Update the entries below by replacing "interactable" with "clickable" wherever it occurs, keeping every other character the same.

[start]

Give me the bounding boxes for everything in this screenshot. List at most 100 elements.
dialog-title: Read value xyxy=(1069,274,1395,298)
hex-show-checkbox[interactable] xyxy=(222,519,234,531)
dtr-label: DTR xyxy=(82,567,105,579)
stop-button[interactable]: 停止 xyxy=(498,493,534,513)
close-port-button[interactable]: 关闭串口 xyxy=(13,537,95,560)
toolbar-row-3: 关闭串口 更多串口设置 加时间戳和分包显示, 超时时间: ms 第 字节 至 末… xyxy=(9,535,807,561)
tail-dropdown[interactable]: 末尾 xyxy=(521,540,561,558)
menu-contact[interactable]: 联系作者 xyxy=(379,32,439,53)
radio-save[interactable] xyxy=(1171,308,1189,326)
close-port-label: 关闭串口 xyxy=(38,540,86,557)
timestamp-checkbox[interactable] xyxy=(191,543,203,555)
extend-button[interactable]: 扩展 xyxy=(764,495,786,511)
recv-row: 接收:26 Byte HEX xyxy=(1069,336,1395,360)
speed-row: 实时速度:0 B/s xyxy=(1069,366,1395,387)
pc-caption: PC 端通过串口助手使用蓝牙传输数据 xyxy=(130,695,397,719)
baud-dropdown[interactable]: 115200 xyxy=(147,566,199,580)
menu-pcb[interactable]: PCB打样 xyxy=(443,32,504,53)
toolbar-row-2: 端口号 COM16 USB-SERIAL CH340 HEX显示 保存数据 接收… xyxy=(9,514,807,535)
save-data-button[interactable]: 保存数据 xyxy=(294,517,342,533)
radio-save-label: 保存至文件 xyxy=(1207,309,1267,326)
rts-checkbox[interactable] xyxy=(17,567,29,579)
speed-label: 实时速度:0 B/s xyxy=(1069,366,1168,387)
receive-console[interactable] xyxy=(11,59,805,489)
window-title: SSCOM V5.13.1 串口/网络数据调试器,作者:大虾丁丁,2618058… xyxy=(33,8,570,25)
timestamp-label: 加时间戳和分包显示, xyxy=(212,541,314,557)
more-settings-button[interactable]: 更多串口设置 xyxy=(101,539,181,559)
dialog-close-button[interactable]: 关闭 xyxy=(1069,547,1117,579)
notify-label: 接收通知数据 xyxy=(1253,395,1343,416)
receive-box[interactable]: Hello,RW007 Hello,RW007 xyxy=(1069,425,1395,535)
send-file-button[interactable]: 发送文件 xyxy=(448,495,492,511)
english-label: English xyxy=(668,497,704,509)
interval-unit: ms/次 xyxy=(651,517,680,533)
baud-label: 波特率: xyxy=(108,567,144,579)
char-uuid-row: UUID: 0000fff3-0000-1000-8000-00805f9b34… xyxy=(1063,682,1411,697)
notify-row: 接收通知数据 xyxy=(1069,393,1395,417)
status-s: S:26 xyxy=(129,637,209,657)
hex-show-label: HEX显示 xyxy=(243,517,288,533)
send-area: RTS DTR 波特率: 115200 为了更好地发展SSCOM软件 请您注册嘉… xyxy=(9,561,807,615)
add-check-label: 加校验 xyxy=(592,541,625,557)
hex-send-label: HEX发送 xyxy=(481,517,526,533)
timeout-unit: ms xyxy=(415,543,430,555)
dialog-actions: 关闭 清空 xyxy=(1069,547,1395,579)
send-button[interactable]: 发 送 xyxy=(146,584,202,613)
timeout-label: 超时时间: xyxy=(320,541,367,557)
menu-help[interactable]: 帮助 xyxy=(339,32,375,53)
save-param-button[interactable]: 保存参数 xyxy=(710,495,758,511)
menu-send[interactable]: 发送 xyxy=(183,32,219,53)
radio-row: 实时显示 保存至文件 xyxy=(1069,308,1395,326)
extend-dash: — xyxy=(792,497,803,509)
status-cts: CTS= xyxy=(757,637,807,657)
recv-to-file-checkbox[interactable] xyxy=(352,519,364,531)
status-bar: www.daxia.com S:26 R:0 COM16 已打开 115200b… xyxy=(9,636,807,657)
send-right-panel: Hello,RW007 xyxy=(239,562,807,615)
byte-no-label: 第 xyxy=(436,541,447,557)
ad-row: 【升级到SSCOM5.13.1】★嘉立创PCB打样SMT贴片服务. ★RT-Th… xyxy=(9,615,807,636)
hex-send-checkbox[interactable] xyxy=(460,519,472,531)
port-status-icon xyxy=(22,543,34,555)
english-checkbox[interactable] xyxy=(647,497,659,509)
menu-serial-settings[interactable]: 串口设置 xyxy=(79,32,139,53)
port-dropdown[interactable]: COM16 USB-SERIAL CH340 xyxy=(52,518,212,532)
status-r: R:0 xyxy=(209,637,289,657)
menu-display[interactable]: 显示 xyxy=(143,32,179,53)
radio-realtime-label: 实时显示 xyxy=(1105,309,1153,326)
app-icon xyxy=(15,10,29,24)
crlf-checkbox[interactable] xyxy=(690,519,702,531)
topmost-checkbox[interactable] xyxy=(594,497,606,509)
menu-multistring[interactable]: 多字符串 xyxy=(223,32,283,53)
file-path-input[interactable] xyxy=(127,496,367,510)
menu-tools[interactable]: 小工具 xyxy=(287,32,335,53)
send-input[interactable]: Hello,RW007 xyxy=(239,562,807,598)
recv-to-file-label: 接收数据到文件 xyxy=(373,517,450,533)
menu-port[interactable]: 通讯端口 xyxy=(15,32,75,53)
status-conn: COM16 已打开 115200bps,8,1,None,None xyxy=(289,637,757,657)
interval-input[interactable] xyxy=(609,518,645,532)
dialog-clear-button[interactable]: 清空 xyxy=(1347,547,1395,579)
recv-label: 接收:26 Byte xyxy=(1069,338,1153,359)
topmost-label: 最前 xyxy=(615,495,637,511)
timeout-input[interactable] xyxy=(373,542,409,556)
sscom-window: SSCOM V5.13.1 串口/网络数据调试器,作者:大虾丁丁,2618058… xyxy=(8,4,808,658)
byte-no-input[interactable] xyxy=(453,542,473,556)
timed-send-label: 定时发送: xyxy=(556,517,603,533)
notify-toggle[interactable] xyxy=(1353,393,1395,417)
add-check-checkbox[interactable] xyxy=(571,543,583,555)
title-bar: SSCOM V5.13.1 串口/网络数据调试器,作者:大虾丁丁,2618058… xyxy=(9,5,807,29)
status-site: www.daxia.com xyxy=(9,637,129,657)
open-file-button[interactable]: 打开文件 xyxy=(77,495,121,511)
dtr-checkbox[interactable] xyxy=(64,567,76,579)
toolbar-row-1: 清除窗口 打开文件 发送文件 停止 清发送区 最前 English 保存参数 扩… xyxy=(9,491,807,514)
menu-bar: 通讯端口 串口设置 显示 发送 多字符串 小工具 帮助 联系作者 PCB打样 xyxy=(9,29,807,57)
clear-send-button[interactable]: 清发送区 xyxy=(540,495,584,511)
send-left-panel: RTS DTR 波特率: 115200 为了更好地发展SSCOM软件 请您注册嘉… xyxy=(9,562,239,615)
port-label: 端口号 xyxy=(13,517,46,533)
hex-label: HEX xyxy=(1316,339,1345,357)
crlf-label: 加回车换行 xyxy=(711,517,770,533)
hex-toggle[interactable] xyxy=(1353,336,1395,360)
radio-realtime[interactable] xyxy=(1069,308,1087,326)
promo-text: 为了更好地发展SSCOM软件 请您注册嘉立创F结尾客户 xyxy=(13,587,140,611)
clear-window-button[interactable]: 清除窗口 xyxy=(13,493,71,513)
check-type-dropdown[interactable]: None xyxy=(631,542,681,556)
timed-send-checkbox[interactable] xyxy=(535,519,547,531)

[end]

### IN RESPONSE
Give me the bounding boxes for everything in this screenshot. List at most 100 elements.
dialog-title: Read value xyxy=(1069,274,1395,298)
hex-show-checkbox[clickable] xyxy=(222,519,234,531)
dtr-label: DTR xyxy=(82,567,105,579)
stop-button[clickable]: 停止 xyxy=(498,493,534,513)
close-port-button[clickable]: 关闭串口 xyxy=(13,537,95,560)
toolbar-row-3: 关闭串口 更多串口设置 加时间戳和分包显示, 超时时间: ms 第 字节 至 末… xyxy=(9,535,807,561)
tail-dropdown[clickable]: 末尾 xyxy=(521,540,561,558)
menu-contact[clickable]: 联系作者 xyxy=(379,32,439,53)
radio-save[clickable] xyxy=(1171,308,1189,326)
close-port-label: 关闭串口 xyxy=(38,540,86,557)
timestamp-checkbox[clickable] xyxy=(191,543,203,555)
extend-button[clickable]: 扩展 xyxy=(764,495,786,511)
recv-row: 接收:26 Byte HEX xyxy=(1069,336,1395,360)
speed-row: 实时速度:0 B/s xyxy=(1069,366,1395,387)
pc-caption: PC 端通过串口助手使用蓝牙传输数据 xyxy=(130,695,397,719)
baud-dropdown[clickable]: 115200 xyxy=(147,566,199,580)
menu-pcb[clickable]: PCB打样 xyxy=(443,32,504,53)
toolbar-row-2: 端口号 COM16 USB-SERIAL CH340 HEX显示 保存数据 接收… xyxy=(9,514,807,535)
save-data-button[clickable]: 保存数据 xyxy=(294,517,342,533)
radio-save-label: 保存至文件 xyxy=(1207,309,1267,326)
rts-checkbox[clickable] xyxy=(17,567,29,579)
speed-label: 实时速度:0 B/s xyxy=(1069,366,1168,387)
receive-console[clickable] xyxy=(11,59,805,489)
window-title: SSCOM V5.13.1 串口/网络数据调试器,作者:大虾丁丁,2618058… xyxy=(33,8,570,25)
timestamp-label: 加时间戳和分包显示, xyxy=(212,541,314,557)
more-settings-button[clickable]: 更多串口设置 xyxy=(101,539,181,559)
dialog-close-button[clickable]: 关闭 xyxy=(1069,547,1117,579)
notify-label: 接收通知数据 xyxy=(1253,395,1343,416)
receive-box[clickable]: Hello,RW007 Hello,RW007 xyxy=(1069,425,1395,535)
send-file-button[clickable]: 发送文件 xyxy=(448,495,492,511)
english-label: English xyxy=(668,497,704,509)
interval-unit: ms/次 xyxy=(651,517,680,533)
baud-label: 波特率: xyxy=(108,567,144,579)
char-uuid-row: UUID: 0000fff3-0000-1000-8000-00805f9b34… xyxy=(1063,682,1411,697)
notify-row: 接收通知数据 xyxy=(1069,393,1395,417)
status-s: S:26 xyxy=(129,637,209,657)
hex-show-label: HEX显示 xyxy=(243,517,288,533)
send-area: RTS DTR 波特率: 115200 为了更好地发展SSCOM软件 请您注册嘉… xyxy=(9,561,807,615)
add-check-label: 加校验 xyxy=(592,541,625,557)
hex-send-label: HEX发送 xyxy=(481,517,526,533)
timeout-unit: ms xyxy=(415,543,430,555)
dialog-actions: 关闭 清空 xyxy=(1069,547,1395,579)
send-button[clickable]: 发 送 xyxy=(146,584,202,613)
timeout-label: 超时时间: xyxy=(320,541,367,557)
menu-help[clickable]: 帮助 xyxy=(339,32,375,53)
save-param-button[clickable]: 保存参数 xyxy=(710,495,758,511)
menu-send[clickable]: 发送 xyxy=(183,32,219,53)
radio-row: 实时显示 保存至文件 xyxy=(1069,308,1395,326)
extend-dash: — xyxy=(792,497,803,509)
status-cts: CTS= xyxy=(757,637,807,657)
recv-to-file-checkbox[clickable] xyxy=(352,519,364,531)
status-bar: www.daxia.com S:26 R:0 COM16 已打开 115200b… xyxy=(9,636,807,657)
send-right-panel: Hello,RW007 xyxy=(239,562,807,615)
byte-no-label: 第 xyxy=(436,541,447,557)
ad-row: 【升级到SSCOM5.13.1】★嘉立创PCB打样SMT贴片服务. ★RT-Th… xyxy=(9,615,807,636)
hex-send-checkbox[clickable] xyxy=(460,519,472,531)
port-status-icon xyxy=(22,543,34,555)
english-checkbox[clickable] xyxy=(647,497,659,509)
menu-serial-settings[clickable]: 串口设置 xyxy=(79,32,139,53)
port-dropdown[clickable]: COM16 USB-SERIAL CH340 xyxy=(52,518,212,532)
status-r: R:0 xyxy=(209,637,289,657)
menu-display[clickable]: 显示 xyxy=(143,32,179,53)
radio-realtime-label: 实时显示 xyxy=(1105,309,1153,326)
app-icon xyxy=(15,10,29,24)
crlf-checkbox[clickable] xyxy=(690,519,702,531)
topmost-checkbox[clickable] xyxy=(594,497,606,509)
menu-multistring[clickable]: 多字符串 xyxy=(223,32,283,53)
file-path-input[clickable] xyxy=(127,496,367,510)
menu-tools[clickable]: 小工具 xyxy=(287,32,335,53)
send-input[clickable]: Hello,RW007 xyxy=(239,562,807,598)
recv-to-file-label: 接收数据到文件 xyxy=(373,517,450,533)
menu-port[clickable]: 通讯端口 xyxy=(15,32,75,53)
status-conn: COM16 已打开 115200bps,8,1,None,None xyxy=(289,637,757,657)
interval-input[clickable] xyxy=(609,518,645,532)
dialog-clear-button[clickable]: 清空 xyxy=(1347,547,1395,579)
recv-label: 接收:26 Byte xyxy=(1069,338,1153,359)
topmost-label: 最前 xyxy=(615,495,637,511)
timeout-input[clickable] xyxy=(373,542,409,556)
sscom-window: SSCOM V5.13.1 串口/网络数据调试器,作者:大虾丁丁,2618058… xyxy=(8,4,808,658)
byte-no-input[clickable] xyxy=(453,542,473,556)
timed-send-label: 定时发送: xyxy=(556,517,603,533)
notify-toggle[clickable] xyxy=(1353,393,1395,417)
add-check-checkbox[clickable] xyxy=(571,543,583,555)
title-bar: SSCOM V5.13.1 串口/网络数据调试器,作者:大虾丁丁,2618058… xyxy=(9,5,807,29)
status-site: www.daxia.com xyxy=(9,637,129,657)
open-file-button[clickable]: 打开文件 xyxy=(77,495,121,511)
dtr-checkbox[clickable] xyxy=(64,567,76,579)
toolbar-row-1: 清除窗口 打开文件 发送文件 停止 清发送区 最前 English 保存参数 扩… xyxy=(9,491,807,514)
menu-bar: 通讯端口 串口设置 显示 发送 多字符串 小工具 帮助 联系作者 PCB打样 xyxy=(9,29,807,57)
clear-send-button[clickable]: 清发送区 xyxy=(540,495,584,511)
send-left-panel: RTS DTR 波特率: 115200 为了更好地发展SSCOM软件 请您注册嘉… xyxy=(9,562,239,615)
port-label: 端口号 xyxy=(13,517,46,533)
hex-label: HEX xyxy=(1316,339,1345,357)
crlf-label: 加回车换行 xyxy=(711,517,770,533)
hex-toggle[clickable] xyxy=(1353,336,1395,360)
radio-realtime[clickable] xyxy=(1069,308,1087,326)
promo-text: 为了更好地发展SSCOM软件 请您注册嘉立创F结尾客户 xyxy=(13,587,140,611)
clear-window-button[clickable]: 清除窗口 xyxy=(13,493,71,513)
check-type-dropdown[clickable]: None xyxy=(631,542,681,556)
timed-send-checkbox[clickable] xyxy=(535,519,547,531)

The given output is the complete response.